• _EXCERPTED DATA_
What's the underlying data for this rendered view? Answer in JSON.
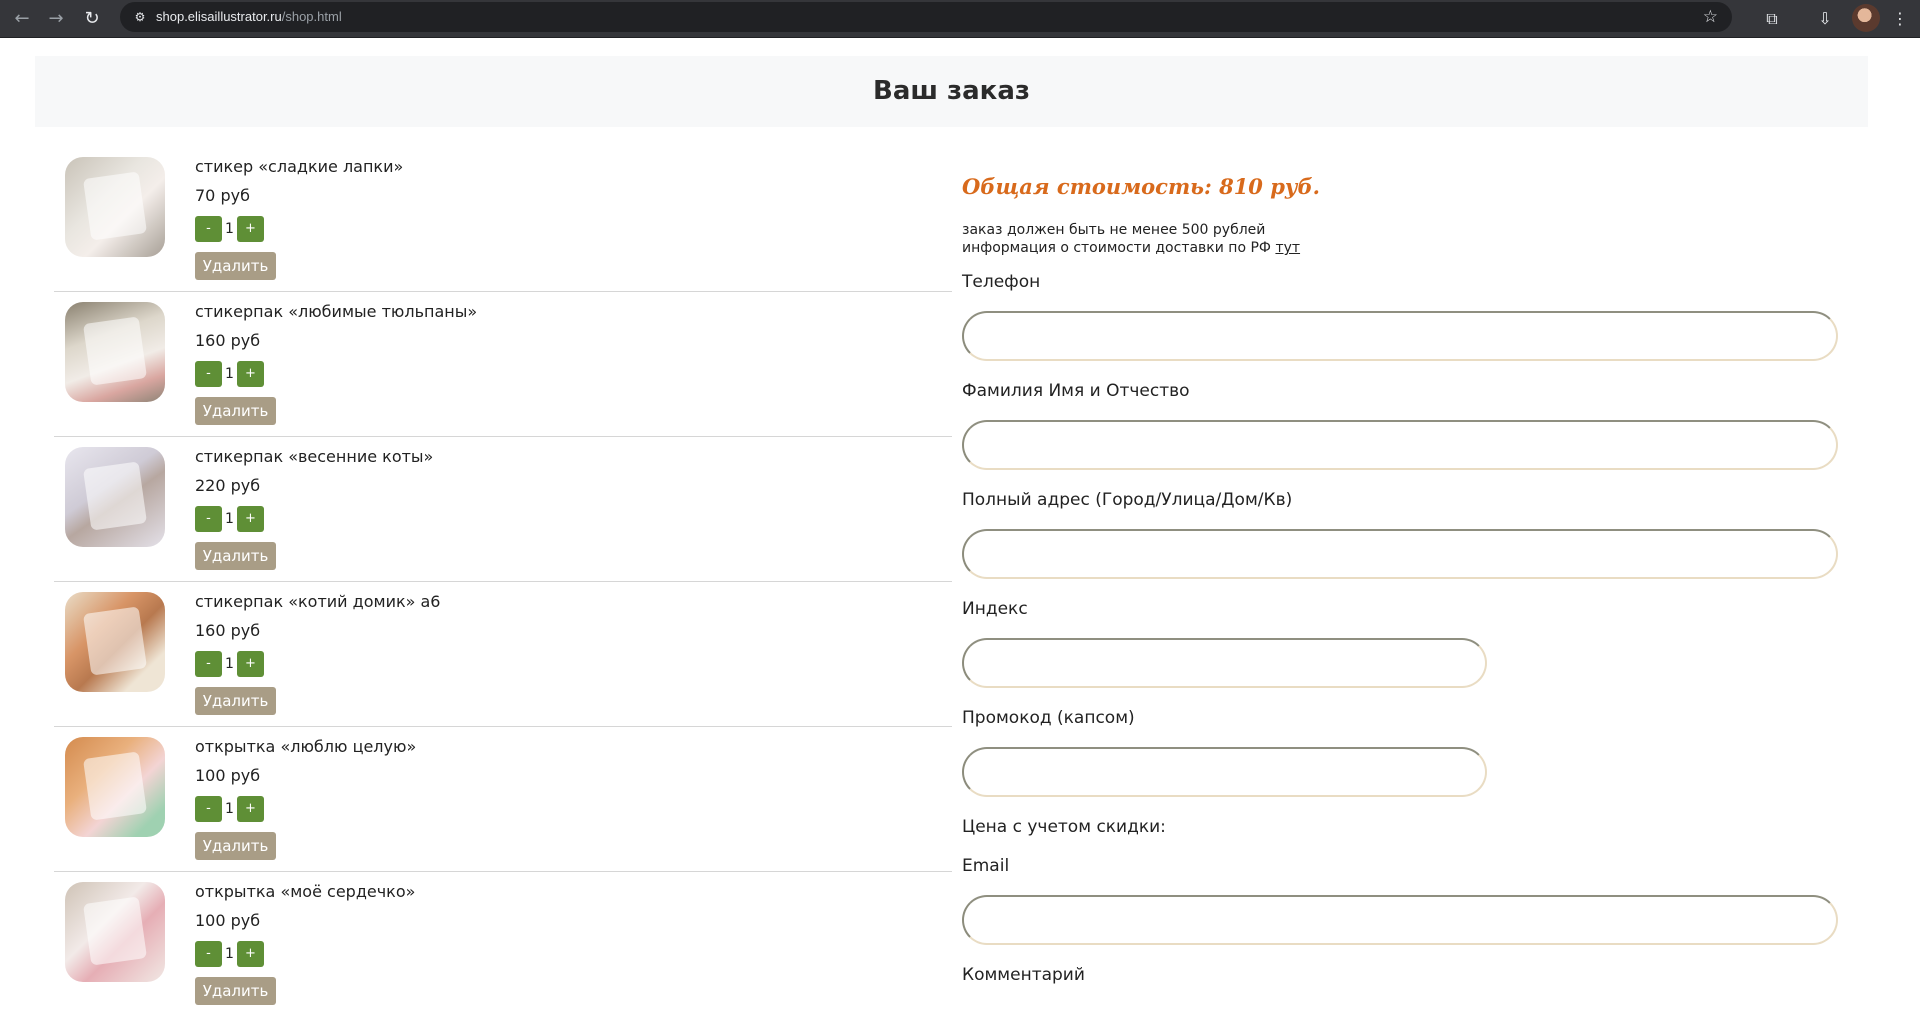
{
  "browser": {
    "url_host": "shop.elisaillustrator.ru",
    "url_path": "/shop.html",
    "icons": [
      "back-icon",
      "forward-icon",
      "reload-icon",
      "site-info-icon",
      "bookmark-star-icon",
      "extensions-icon",
      "download-icon",
      "profile-avatar",
      "menu-icon"
    ]
  },
  "header": {
    "title": "Ваш заказ"
  },
  "cart": {
    "items": [
      {
        "name": "стикер «сладкие лапки»",
        "price": "70 руб",
        "qty": "1",
        "minus": "-",
        "plus": "+",
        "remove": "Удалить"
      },
      {
        "name": "стикерпак «любимые тюльпаны»",
        "price": "160 руб",
        "qty": "1",
        "minus": "-",
        "plus": "+",
        "remove": "Удалить"
      },
      {
        "name": "стикерпак «весенние коты»",
        "price": "220 руб",
        "qty": "1",
        "minus": "-",
        "plus": "+",
        "remove": "Удалить"
      },
      {
        "name": "стикерпак «котий домик» а6",
        "price": "160 руб",
        "qty": "1",
        "minus": "-",
        "plus": "+",
        "remove": "Удалить"
      },
      {
        "name": "открытка «люблю целую»",
        "price": "100 руб",
        "qty": "1",
        "minus": "-",
        "plus": "+",
        "remove": "Удалить"
      },
      {
        "name": "открытка «моё сердечко»",
        "price": "100 руб",
        "qty": "1",
        "minus": "-",
        "plus": "+",
        "remove": "Удалить"
      }
    ]
  },
  "order": {
    "total": "Общая стоимость: 810 руб.",
    "min_note": "заказ должен быть не менее 500 рублей",
    "delivery_note": "информация о стоимости доставки по РФ",
    "delivery_link": "тут",
    "phone_label": "Телефон",
    "name_label": "Фамилия Имя и Отчество",
    "address_label": "Полный адрес (Город/Улица/Дом/Кв)",
    "index_label": "Индекс",
    "promo_label": "Промокод (капсом)",
    "discount_label": "Цена с учетом скидки:",
    "email_label": "Email",
    "comment_label": "Комментарий"
  },
  "colors": {
    "accent_orange": "#d86a1c",
    "qty_button_green": "#5f8f36",
    "remove_button_taupe": "#a99d86"
  }
}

• _TASK BRIEF_
Search the preceding listing for "открытка" and extract every line where it is found.

• _EXPECTED ANSWER_
        "name": "открытка «люблю целую»",
        "name": "открытка «моё сердечко»",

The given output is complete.